Exercise: Go through the listing beneath this task and return every line that carries the string "Cari".
====== Source material
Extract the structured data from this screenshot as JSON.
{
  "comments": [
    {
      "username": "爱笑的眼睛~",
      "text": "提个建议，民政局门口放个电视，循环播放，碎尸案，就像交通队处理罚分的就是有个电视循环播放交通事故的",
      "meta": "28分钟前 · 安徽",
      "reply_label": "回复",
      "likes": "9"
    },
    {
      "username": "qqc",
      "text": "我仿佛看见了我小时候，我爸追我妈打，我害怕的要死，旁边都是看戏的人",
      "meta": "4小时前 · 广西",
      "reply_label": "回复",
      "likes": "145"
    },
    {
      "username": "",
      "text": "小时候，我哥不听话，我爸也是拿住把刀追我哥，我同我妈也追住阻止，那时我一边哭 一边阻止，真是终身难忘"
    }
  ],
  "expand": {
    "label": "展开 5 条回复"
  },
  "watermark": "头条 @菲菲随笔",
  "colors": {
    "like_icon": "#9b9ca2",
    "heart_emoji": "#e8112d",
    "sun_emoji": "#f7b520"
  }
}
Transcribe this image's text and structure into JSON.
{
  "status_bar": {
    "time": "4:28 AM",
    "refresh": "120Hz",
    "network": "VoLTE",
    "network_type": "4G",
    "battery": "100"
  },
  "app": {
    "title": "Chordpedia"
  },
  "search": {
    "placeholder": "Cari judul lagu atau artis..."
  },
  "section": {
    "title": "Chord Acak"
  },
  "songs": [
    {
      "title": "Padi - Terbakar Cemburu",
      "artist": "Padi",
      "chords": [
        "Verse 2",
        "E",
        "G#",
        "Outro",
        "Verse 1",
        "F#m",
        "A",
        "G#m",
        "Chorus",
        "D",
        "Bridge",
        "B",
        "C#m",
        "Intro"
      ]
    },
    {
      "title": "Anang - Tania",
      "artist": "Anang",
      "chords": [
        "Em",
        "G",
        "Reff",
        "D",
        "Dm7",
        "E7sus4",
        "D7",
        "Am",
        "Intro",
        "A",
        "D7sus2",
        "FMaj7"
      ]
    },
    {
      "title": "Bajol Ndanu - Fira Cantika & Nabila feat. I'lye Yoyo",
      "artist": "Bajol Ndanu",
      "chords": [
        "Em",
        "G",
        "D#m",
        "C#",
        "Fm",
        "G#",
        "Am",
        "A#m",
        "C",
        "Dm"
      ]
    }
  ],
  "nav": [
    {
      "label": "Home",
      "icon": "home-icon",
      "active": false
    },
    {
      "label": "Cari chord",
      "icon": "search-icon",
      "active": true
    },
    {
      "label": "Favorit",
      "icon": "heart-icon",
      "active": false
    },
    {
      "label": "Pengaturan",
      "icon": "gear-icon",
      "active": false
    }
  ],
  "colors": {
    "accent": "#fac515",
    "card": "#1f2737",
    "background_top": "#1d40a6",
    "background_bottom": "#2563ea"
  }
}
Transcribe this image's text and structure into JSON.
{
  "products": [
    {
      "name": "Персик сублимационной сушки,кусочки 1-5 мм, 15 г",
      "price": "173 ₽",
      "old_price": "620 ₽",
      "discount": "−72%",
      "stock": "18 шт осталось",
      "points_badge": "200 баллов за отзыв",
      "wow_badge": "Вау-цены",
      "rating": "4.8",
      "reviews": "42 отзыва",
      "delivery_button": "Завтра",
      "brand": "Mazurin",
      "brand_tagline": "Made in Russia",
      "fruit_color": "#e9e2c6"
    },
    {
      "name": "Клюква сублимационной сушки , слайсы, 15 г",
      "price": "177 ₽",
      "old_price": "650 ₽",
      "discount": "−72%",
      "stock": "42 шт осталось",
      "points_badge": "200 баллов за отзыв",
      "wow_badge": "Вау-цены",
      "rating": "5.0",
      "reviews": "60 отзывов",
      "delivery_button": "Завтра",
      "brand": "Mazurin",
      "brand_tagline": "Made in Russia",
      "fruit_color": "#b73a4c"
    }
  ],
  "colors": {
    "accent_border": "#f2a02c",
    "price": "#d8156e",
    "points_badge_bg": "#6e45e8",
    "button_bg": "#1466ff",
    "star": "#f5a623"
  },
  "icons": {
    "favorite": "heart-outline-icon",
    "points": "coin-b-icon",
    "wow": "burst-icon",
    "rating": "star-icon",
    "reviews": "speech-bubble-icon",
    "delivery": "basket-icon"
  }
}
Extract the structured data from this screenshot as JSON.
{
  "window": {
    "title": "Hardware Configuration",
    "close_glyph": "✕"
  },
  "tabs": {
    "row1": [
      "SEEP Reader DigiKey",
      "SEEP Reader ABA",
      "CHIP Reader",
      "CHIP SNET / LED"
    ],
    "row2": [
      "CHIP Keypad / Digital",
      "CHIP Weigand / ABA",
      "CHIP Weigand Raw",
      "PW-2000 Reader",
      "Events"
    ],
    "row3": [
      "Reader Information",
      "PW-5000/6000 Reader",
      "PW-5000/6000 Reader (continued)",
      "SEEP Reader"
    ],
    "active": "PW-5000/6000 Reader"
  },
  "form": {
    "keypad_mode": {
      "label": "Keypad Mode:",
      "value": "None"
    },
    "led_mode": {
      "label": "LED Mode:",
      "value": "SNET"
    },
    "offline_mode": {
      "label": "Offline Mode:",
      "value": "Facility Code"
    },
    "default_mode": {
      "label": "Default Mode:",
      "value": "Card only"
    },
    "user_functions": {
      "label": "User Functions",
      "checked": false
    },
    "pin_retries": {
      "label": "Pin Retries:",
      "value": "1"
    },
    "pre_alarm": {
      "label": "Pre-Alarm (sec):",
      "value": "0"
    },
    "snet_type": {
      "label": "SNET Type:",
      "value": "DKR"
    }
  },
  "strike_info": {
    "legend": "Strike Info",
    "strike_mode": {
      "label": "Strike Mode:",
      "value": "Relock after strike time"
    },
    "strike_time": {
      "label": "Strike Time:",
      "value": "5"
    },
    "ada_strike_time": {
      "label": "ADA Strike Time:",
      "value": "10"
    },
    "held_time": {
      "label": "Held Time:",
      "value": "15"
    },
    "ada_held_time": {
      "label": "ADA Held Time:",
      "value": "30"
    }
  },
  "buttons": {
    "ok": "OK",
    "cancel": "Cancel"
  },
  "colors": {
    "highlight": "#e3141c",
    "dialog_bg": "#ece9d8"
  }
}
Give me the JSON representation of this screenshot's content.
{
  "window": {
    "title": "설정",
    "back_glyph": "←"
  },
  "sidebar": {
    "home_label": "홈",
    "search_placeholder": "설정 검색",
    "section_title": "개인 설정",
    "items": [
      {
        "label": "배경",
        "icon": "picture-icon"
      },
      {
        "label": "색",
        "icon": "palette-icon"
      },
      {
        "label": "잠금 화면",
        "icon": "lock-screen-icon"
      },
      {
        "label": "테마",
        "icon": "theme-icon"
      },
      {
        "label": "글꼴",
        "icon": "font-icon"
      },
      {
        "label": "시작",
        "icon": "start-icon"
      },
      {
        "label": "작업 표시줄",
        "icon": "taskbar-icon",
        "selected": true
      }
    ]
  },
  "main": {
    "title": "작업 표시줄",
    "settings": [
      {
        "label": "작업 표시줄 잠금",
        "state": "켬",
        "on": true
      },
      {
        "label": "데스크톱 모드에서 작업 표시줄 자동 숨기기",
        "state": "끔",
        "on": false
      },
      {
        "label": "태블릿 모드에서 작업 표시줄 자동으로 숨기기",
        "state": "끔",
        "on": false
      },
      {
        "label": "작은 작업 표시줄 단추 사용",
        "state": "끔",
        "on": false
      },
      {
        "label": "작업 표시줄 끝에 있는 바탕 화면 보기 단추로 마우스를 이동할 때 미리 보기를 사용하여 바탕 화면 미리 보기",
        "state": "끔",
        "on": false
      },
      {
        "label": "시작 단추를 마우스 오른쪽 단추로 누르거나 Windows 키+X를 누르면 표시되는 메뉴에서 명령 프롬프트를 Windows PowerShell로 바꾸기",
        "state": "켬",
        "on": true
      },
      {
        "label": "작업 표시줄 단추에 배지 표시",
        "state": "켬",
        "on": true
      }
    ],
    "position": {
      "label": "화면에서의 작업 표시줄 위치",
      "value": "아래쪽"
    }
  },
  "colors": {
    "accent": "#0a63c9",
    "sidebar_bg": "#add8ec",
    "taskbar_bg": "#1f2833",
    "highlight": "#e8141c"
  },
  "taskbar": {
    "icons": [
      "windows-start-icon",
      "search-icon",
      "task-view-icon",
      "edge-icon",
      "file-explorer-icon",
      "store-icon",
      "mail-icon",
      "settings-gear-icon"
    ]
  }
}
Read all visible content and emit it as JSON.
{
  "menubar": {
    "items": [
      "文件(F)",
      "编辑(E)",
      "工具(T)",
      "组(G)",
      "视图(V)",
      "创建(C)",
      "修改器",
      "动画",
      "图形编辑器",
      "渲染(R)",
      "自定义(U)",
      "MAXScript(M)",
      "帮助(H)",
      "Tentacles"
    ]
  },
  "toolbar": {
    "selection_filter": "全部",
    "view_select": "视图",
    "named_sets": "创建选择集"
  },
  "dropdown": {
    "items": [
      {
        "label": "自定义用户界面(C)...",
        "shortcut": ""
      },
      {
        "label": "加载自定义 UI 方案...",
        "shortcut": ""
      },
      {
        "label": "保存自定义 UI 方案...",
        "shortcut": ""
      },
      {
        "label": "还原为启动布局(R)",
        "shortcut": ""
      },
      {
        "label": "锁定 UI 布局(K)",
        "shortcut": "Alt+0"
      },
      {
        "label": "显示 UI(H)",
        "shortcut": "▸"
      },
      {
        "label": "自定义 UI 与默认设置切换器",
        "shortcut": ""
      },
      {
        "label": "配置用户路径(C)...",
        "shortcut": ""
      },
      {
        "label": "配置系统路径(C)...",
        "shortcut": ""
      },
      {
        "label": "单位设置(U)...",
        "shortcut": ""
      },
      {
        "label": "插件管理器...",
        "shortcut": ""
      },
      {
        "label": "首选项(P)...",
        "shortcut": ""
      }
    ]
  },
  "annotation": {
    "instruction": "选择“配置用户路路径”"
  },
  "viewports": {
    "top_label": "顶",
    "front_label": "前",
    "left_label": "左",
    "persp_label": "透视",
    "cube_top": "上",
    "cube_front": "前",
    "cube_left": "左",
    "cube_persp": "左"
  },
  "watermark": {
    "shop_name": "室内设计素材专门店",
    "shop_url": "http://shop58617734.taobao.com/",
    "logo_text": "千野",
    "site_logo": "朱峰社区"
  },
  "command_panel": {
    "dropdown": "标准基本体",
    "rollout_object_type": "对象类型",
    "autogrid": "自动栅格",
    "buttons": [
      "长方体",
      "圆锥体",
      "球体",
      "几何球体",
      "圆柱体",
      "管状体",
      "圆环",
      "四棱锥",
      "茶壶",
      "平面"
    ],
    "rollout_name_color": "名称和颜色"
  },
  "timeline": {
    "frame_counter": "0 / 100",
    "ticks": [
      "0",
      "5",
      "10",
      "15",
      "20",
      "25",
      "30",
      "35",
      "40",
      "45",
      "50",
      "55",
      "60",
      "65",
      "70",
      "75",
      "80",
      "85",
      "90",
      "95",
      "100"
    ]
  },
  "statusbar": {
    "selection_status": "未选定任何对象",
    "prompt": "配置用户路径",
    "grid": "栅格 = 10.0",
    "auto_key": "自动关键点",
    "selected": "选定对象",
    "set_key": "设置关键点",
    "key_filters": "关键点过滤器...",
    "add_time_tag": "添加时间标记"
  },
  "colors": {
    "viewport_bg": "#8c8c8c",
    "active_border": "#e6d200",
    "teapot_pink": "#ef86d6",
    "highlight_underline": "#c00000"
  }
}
============
Right answer:
    "placeholder": "Cari judul lagu atau artis..."
      "label": "Cari chord",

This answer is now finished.